(Collection entries)
-- BEGIN --

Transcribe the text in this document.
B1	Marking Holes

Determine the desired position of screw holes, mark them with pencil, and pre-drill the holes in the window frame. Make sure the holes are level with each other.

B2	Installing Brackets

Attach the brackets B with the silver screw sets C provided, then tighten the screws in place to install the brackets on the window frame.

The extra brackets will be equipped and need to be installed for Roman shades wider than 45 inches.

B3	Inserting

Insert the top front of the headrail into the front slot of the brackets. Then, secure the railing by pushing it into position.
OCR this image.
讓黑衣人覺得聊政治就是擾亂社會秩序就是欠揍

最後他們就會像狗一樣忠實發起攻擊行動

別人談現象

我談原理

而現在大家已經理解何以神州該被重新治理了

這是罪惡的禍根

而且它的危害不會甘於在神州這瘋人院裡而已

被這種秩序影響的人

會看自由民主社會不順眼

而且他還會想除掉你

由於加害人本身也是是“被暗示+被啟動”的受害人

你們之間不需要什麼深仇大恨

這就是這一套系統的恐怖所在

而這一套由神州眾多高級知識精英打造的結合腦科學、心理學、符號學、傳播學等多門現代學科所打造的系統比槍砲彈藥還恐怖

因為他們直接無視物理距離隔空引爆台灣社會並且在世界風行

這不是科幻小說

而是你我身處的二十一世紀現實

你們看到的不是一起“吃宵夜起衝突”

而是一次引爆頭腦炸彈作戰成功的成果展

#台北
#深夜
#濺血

-- END --

TASK INSTRUCTIONS: Output an exact copy of each record.

THE SOLUTION:
Transcribe the text in this document.
B1	Marking Holes

Determine the desired position of screw holes, mark them with pencil, and pre-drill the holes in the window frame. Make sure the holes are level with each other.

B2	Installing Brackets

Attach the brackets B with the silver screw sets C provided, then tighten the screws in place to install the brackets on the window frame.

The extra brackets will be equipped and need to be installed for Roman shades wider than 45 inches.

B3	Inserting

Insert the top front of the headrail into the front slot of the brackets. Then, secure the railing by pushing it into position.
OCR this image.
讓黑衣人覺得聊政治就是擾亂社會秩序就是欠揍

最後他們就會像狗一樣忠實發起攻擊行動

別人談現象

我談原理

而現在大家已經理解何以神州該被重新治理了

這是罪惡的禍根

而且它的危害不會甘於在神州這瘋人院裡而已

被這種秩序影響的人

會看自由民主社會不順眼

而且他還會想除掉你

由於加害人本身也是是“被暗示+被啟動”的受害人

你們之間不需要什麼深仇大恨

這就是這一套系統的恐怖所在

而這一套由神州眾多高級知識精英打造的結合腦科學、心理學、符號學、傳播學等多門現代學科所打造的系統比槍砲彈藥還恐怖

因為他們直接無視物理距離隔空引爆台灣社會並且在世界風行

這不是科幻小說

而是你我身處的二十一世紀現實

你們看到的不是一起“吃宵夜起衝突”

而是一次引爆頭腦炸彈作戰成功的成果展

#台北
#深夜
#濺血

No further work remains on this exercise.